>>>

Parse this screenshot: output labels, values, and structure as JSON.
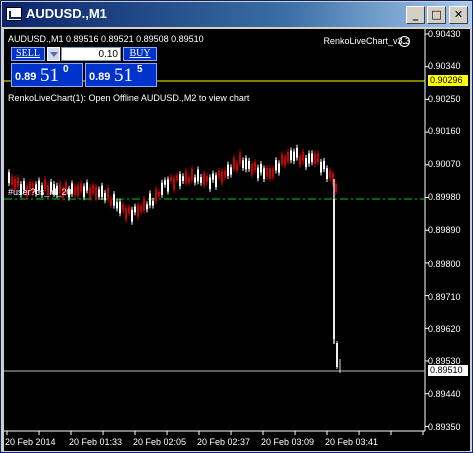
{
  "window": {
    "title": "AUDUSD.,M1",
    "controls": {
      "minimize": "_",
      "maximize": "□",
      "close": "✕"
    }
  },
  "chart": {
    "info_line": "AUDUSD.,M1  0.89516 0.89521 0.89508 0.89510",
    "indicator_name": "RenkoLiveChart_v3.3",
    "indicator_icon": "smiley-icon",
    "message": "RenkoLiveChart(1): Open Offline AUDUSD.,M2 to view chart",
    "watermark": "#user?cs_id_20",
    "colors": {
      "background": "#000000",
      "bull_candle": "#ffffff",
      "bear_candle": "#cc0000",
      "ask_line": "#ffff00",
      "bid_line": "#ffffff",
      "green_level": "#00cc00",
      "axis": "#ffffff"
    }
  },
  "trade_panel": {
    "sell_label": "SELL",
    "buy_label": "BUY",
    "lot_value": "0.10",
    "sell_price": {
      "prefix": "0.89",
      "big": "51",
      "sup": "0"
    },
    "buy_price": {
      "prefix": "0.89",
      "big": "51",
      "sup": "5"
    }
  },
  "price_axis": {
    "labels": [
      "0.90430",
      "0.90340",
      "0.90250",
      "0.90160",
      "0.90070",
      "0.89980",
      "0.89890",
      "0.89800",
      "0.89710",
      "0.89620",
      "0.89530",
      "0.89440",
      "0.89350"
    ],
    "ask_tag": "0.90296",
    "bid_tag": "0.89510"
  },
  "time_axis": {
    "labels": [
      "20 Feb 2014",
      "20 Feb 01:33",
      "20 Feb 02:05",
      "20 Feb 02:37",
      "20 Feb 03:09",
      "20 Feb 03:41"
    ]
  }
}
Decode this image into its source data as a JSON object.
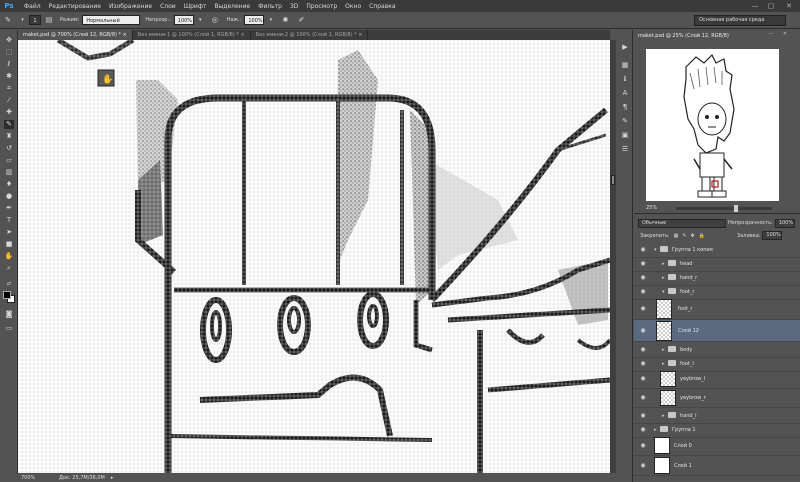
{
  "app": {
    "logo": "Ps"
  },
  "menu": [
    "Файл",
    "Редактирование",
    "Изображение",
    "Слои",
    "Шрифт",
    "Выделение",
    "Фильтр",
    "3D",
    "Просмотр",
    "Окно",
    "Справка"
  ],
  "window_controls": {
    "minimize": "—",
    "maximize": "▢",
    "close": "✕"
  },
  "options": {
    "brush_size": "1",
    "mode_label": "Режим:",
    "mode_value": "Нормальный",
    "opacity_label": "Непрозр.:",
    "opacity_value": "100%",
    "flow_label": "Наж.:",
    "flow_value": "100%",
    "workspace": "Основная рабочая среда"
  },
  "tabs": [
    {
      "label": "maket.psd @ 700% (Слой 12, RGB/8) *",
      "active": true
    },
    {
      "label": "Без имени-1 @ 100% (Слой 1, RGB/8) *",
      "active": false
    },
    {
      "label": "Без имени-2 @ 100% (Слой 1, RGB/8) *",
      "active": false
    }
  ],
  "tab_close": "×",
  "status": {
    "zoom": "700%",
    "doc": "Док: 25,7M/36,0M"
  },
  "navigator": {
    "title": "maket.psd @ 25% (Слой 12, RGB/8)",
    "zoom": "25%",
    "zoom_level": 0.25
  },
  "layers_panel": {
    "blend_mode": "Обычные",
    "opacity_label": "Непрозрачность:",
    "opacity_value": "100%",
    "lock_label": "Закрепить:",
    "fill_label": "Заливка:",
    "fill_value": "100%",
    "layers": [
      {
        "name": "Группа 1 копия",
        "kind": "group",
        "expanded": true,
        "indent": 0
      },
      {
        "name": "head",
        "kind": "group",
        "expanded": false,
        "indent": 1
      },
      {
        "name": "hand_r",
        "kind": "group",
        "expanded": false,
        "indent": 1
      },
      {
        "name": "foot_r",
        "kind": "group",
        "expanded": true,
        "indent": 1
      },
      {
        "name": "foot_r",
        "kind": "layer",
        "indent": 2,
        "tall": true
      },
      {
        "name": "Слой 12",
        "kind": "layer",
        "indent": 2,
        "tall": true,
        "selected": true
      },
      {
        "name": "body",
        "kind": "group",
        "expanded": false,
        "indent": 1
      },
      {
        "name": "foot_l",
        "kind": "group",
        "expanded": false,
        "indent": 1
      },
      {
        "name": "yeybrow_l",
        "kind": "layer",
        "indent": 1
      },
      {
        "name": "yeybrow_r",
        "kind": "layer",
        "indent": 1
      },
      {
        "name": "hand_l",
        "kind": "group",
        "expanded": false,
        "indent": 1
      },
      {
        "name": "Группа 1",
        "kind": "group",
        "expanded": false,
        "indent": 0
      },
      {
        "name": "Слой 0",
        "kind": "layer",
        "indent": 0,
        "plain": true
      },
      {
        "name": "Слой 1",
        "kind": "layer",
        "indent": 0,
        "plain": true
      }
    ]
  },
  "icons": {
    "tools": [
      "move-icon",
      "marquee-icon",
      "lasso-icon",
      "quick-select-icon",
      "crop-icon",
      "eyedropper-icon",
      "healing-icon",
      "brush-icon",
      "stamp-icon",
      "history-brush-icon",
      "eraser-icon",
      "gradient-icon",
      "blur-icon",
      "dodge-icon",
      "pen-icon",
      "type-icon",
      "path-select-icon",
      "shape-icon",
      "hand-icon",
      "zoom-icon"
    ],
    "colors": {
      "foreground": "#000000",
      "background": "#ffffff"
    }
  },
  "colors": {
    "accent": "#3ea8ff",
    "selected_layer": "#5a6a80",
    "navigator_box": "#b41a1a"
  }
}
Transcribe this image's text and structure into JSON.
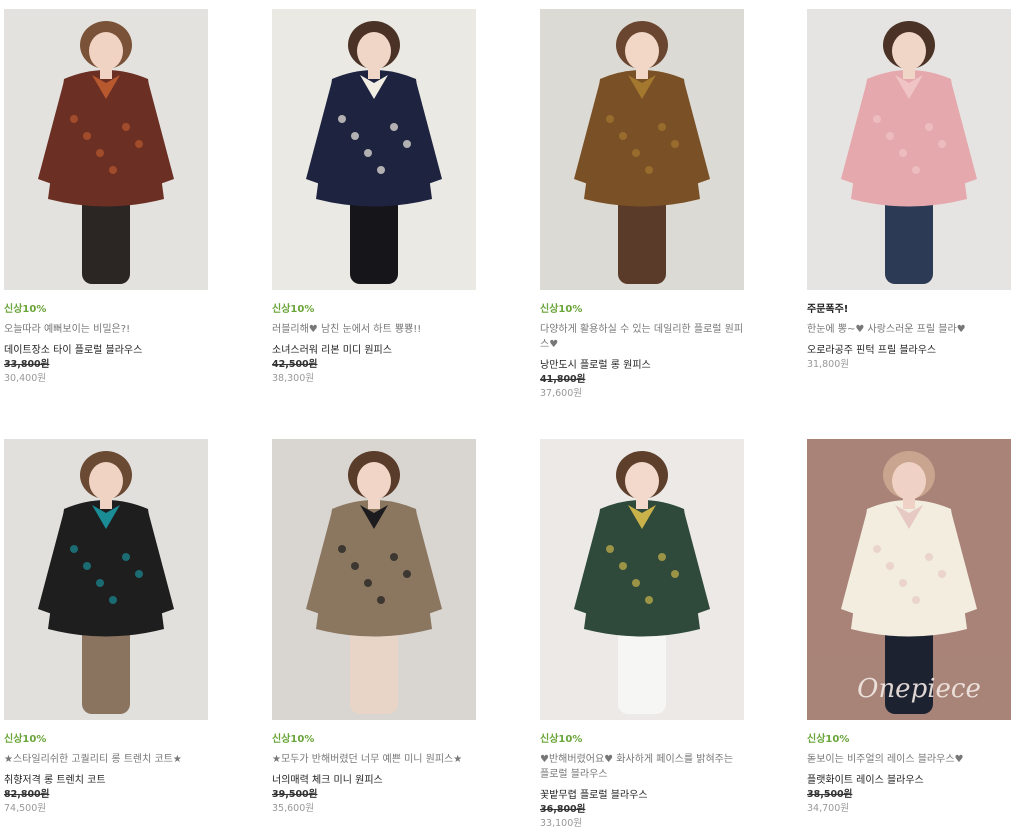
{
  "products": [
    {
      "badge": "신상10%",
      "badge_color": "#6aa53a",
      "description": "오늘따라 예뻐보이는 비밀은?!",
      "name": "데이트장소 타이 플로럴 블라우스",
      "original_price": "33,800원",
      "price": "30,400원",
      "palette": {
        "bg": "#e4e2df",
        "main": "#6b2f24",
        "accent": "#b8582e",
        "lower": "#2b2624",
        "hair": "#7a5238",
        "skin": "#f1d3c4"
      }
    },
    {
      "badge": "신상10%",
      "badge_color": "#6aa53a",
      "description": "러블리해♥ 남친 눈에서 하트 뿅뿅!!",
      "name": "소녀스러워 리본 미디 원피스",
      "original_price": "42,500원",
      "price": "38,300원",
      "palette": {
        "bg": "#ebe9e4",
        "main": "#1e2440",
        "accent": "#f1ede3",
        "lower": "#15151a",
        "hair": "#4a3326",
        "skin": "#f0d6c7"
      }
    },
    {
      "badge": "신상10%",
      "badge_color": "#6aa53a",
      "description": "다양하게 활용하실 수 있는 데일리한 플로럴 원피스♥",
      "name": "낭만도시 플로럴 롱 원피스",
      "original_price": "41,800원",
      "price": "37,600원",
      "palette": {
        "bg": "#dcdad4",
        "main": "#7a5126",
        "accent": "#a5782f",
        "lower": "#5a3a28",
        "hair": "#6a4630",
        "skin": "#f2d6c6"
      }
    },
    {
      "badge": "주문폭주!",
      "badge_color": "#222222",
      "description": "한눈에 뽕~♥ 사랑스러운 프릴 블라♥",
      "name": "오로라공주 핀턱 프릴 블라우스",
      "original_price": "",
      "price": "31,800원",
      "palette": {
        "bg": "#e6e4e2",
        "main": "#e5a9ad",
        "accent": "#f0c4c5",
        "lower": "#2c3a55",
        "hair": "#4a3326",
        "skin": "#f0d6c7"
      }
    },
    {
      "badge": "신상10%",
      "badge_color": "#6aa53a",
      "description": "★스타일리쉬한 고퀄리티 롱 트렌치 코트★",
      "name": "취향저격 롱 트렌치 코트",
      "original_price": "82,800원",
      "price": "74,500원",
      "palette": {
        "bg": "#e2e0dc",
        "main": "#1e1e1f",
        "accent": "#1a8c95",
        "lower": "#8a7460",
        "hair": "#6b4a34",
        "skin": "#f0d3c3"
      }
    },
    {
      "badge": "신상10%",
      "badge_color": "#6aa53a",
      "description": "★모두가 반해버렸던 너무 예쁜 미니 원피스★",
      "name": "너의매력 체크 미니 원피스",
      "original_price": "39,500원",
      "price": "35,600원",
      "palette": {
        "bg": "#d9d6d1",
        "main": "#8b7660",
        "accent": "#1c1c1e",
        "lower": "#e8d5c8",
        "hair": "#5a3c2a",
        "skin": "#f1d6c8"
      }
    },
    {
      "badge": "신상10%",
      "badge_color": "#6aa53a",
      "description": "♥반해버렸어요♥ 화사하게 페이스를 밝혀주는 플로럴 블라우스",
      "name": "꽃밭무렵 플로럴 블라우스",
      "original_price": "36,800원",
      "price": "33,100원",
      "palette": {
        "bg": "#ece9e6",
        "main": "#2f4a3a",
        "accent": "#c9b24a",
        "lower": "#f6f6f4",
        "hair": "#5e3f2c",
        "skin": "#f3d9cb"
      }
    },
    {
      "badge": "신상10%",
      "badge_color": "#6aa53a",
      "description": "돋보이는 비주얼의 레이스 블라우스♥",
      "name": "플랫화이트 레이스 블라우스",
      "original_price": "38,500원",
      "price": "34,700원",
      "palette": {
        "bg": "#a98378",
        "main": "#f3ede0",
        "accent": "#e6c9c2",
        "lower": "#1d2230",
        "hair": "#c9a48e",
        "skin": "#efd2c5"
      },
      "watermark": "Onepiece"
    }
  ]
}
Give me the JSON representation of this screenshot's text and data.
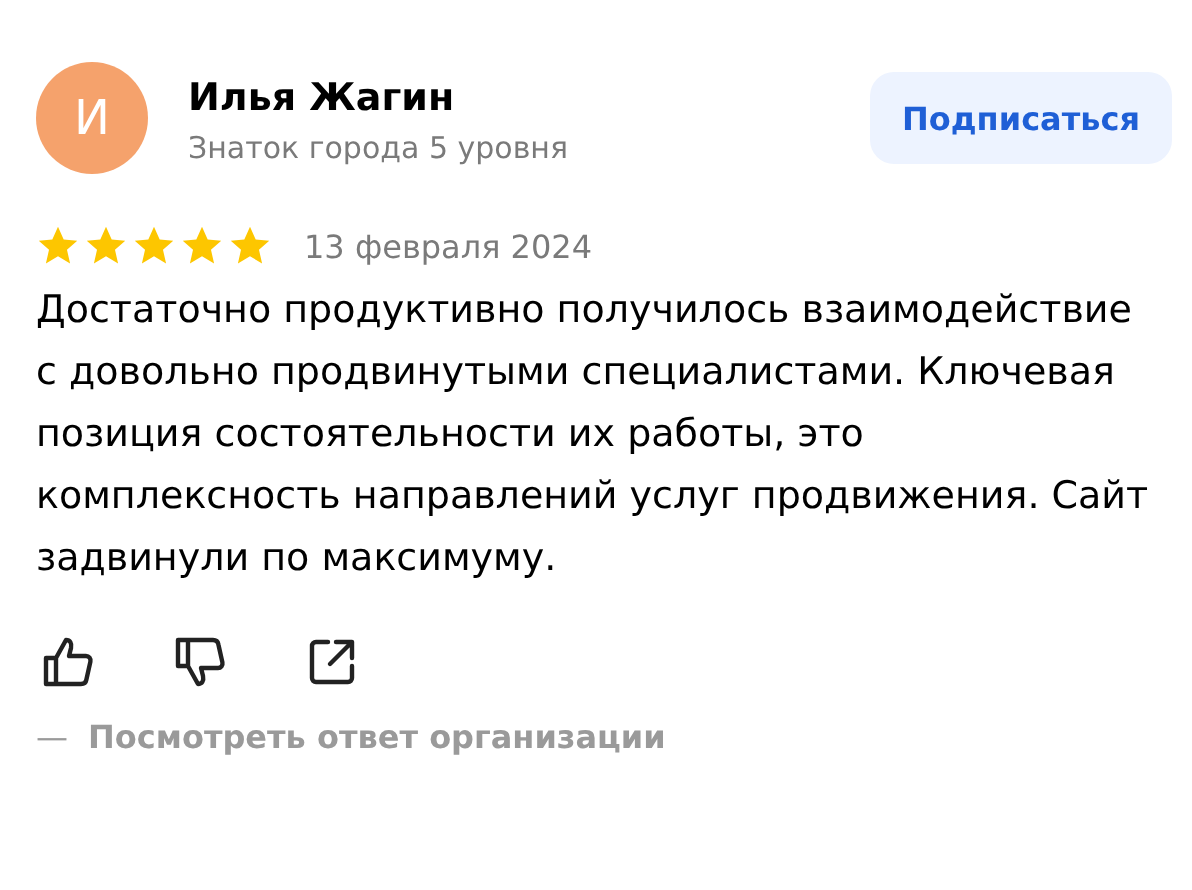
{
  "author": {
    "initial": "И",
    "name": "Илья Жагин",
    "level": "Знаток города 5 уровня"
  },
  "subscribe_button": "Подписаться",
  "rating": {
    "stars": 5
  },
  "date": "13 февраля 2024",
  "text": "Достаточно продуктивно получилось взаимодействие с довольно продвинутыми специалистами. Ключевая позиция состоятельности их работы, это комплексность направлений услуг продвижения. Сайт задвинули по максимуму.",
  "reply_link": {
    "dash": "—",
    "label": "Посмотреть ответ организации"
  }
}
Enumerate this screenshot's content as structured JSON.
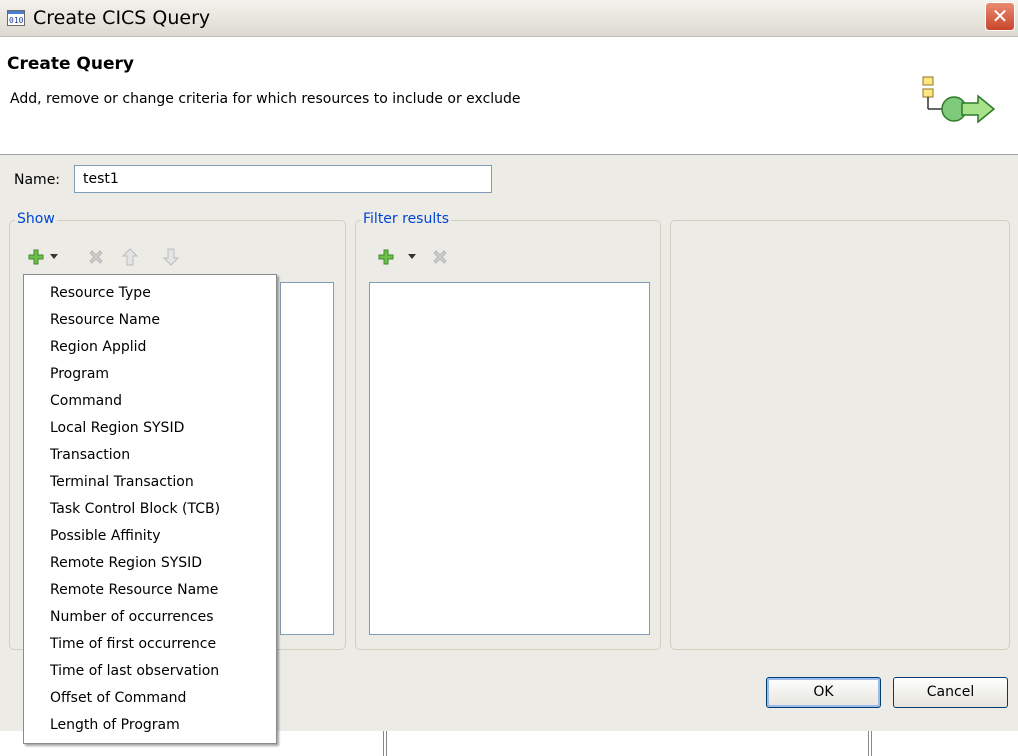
{
  "window": {
    "title": "Create CICS Query"
  },
  "header": {
    "title": "Create Query",
    "description": "Add, remove or change criteria for which resources to include or exclude"
  },
  "name_field": {
    "label": "Name:",
    "value": "test1"
  },
  "show_group": {
    "label": "Show",
    "toolbar_icons": [
      "add-icon",
      "dropdown-arrow-icon",
      "remove-icon",
      "move-up-icon",
      "move-down-icon"
    ]
  },
  "filter_group": {
    "label": "Filter results",
    "toolbar_icons": [
      "add-icon",
      "dropdown-arrow-icon",
      "remove-icon"
    ]
  },
  "dropdown": {
    "items": [
      "Resource Type",
      "Resource Name",
      "Region Applid",
      "Program",
      "Command",
      "Local Region SYSID",
      "Transaction",
      "Terminal Transaction",
      "Task Control Block (TCB)",
      "Possible Affinity",
      "Remote Region SYSID",
      "Remote Resource Name",
      "Number of occurrences",
      "Time of first occurrence",
      "Time of last observation",
      "Offset of Command",
      "Length of Program"
    ]
  },
  "buttons": {
    "ok": "OK",
    "cancel": "Cancel"
  },
  "colors": {
    "group_label": "#0046d5",
    "add_icon": "#6cc04a",
    "disabled_icon": "#c8c8c8",
    "close_button": "#d6563a"
  }
}
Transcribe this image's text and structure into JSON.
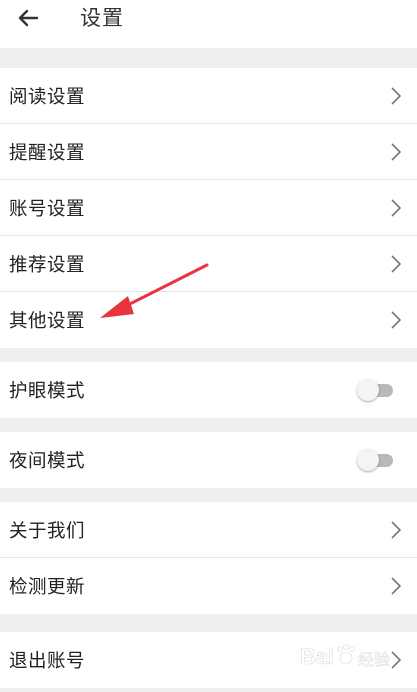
{
  "header": {
    "title": "设置"
  },
  "groups": [
    {
      "items": [
        {
          "label": "阅读设置"
        },
        {
          "label": "提醒设置"
        },
        {
          "label": "账号设置"
        },
        {
          "label": "推荐设置"
        },
        {
          "label": "其他设置"
        }
      ]
    },
    {
      "items": [
        {
          "label": "护眼模式",
          "toggle_on": false
        }
      ]
    },
    {
      "items": [
        {
          "label": "夜间模式",
          "toggle_on": false
        }
      ]
    },
    {
      "items": [
        {
          "label": "关于我们"
        },
        {
          "label": "检测更新"
        }
      ]
    },
    {
      "items": [
        {
          "label": "退出账号"
        }
      ]
    }
  ],
  "colors": {
    "background": "#efeff1",
    "annotation_arrow": "#e8343c",
    "toggle_off_track": "#b9b9b9"
  },
  "icons": {
    "back": "arrow-left-icon",
    "row_chevron": "chevron-right-icon"
  },
  "watermark": {
    "text": "Bai 经验"
  }
}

<<<

Request
Every line holding "블라우스" should be copied out.

Result below
      "name": "데이트장소 타이 플로럴 블라우스",
      "name": "오로라공주 핀턱 프릴 블라우스",
      "description": "♥반해버렸어요♥ 화사하게 페이스를 밝혀주는 플로럴 블라우스",
      "name": "꽃밭무렵 플로럴 블라우스",
      "description": "돋보이는 비주얼의 레이스 블라우스♥",
      "name": "플랫화이트 레이스 블라우스",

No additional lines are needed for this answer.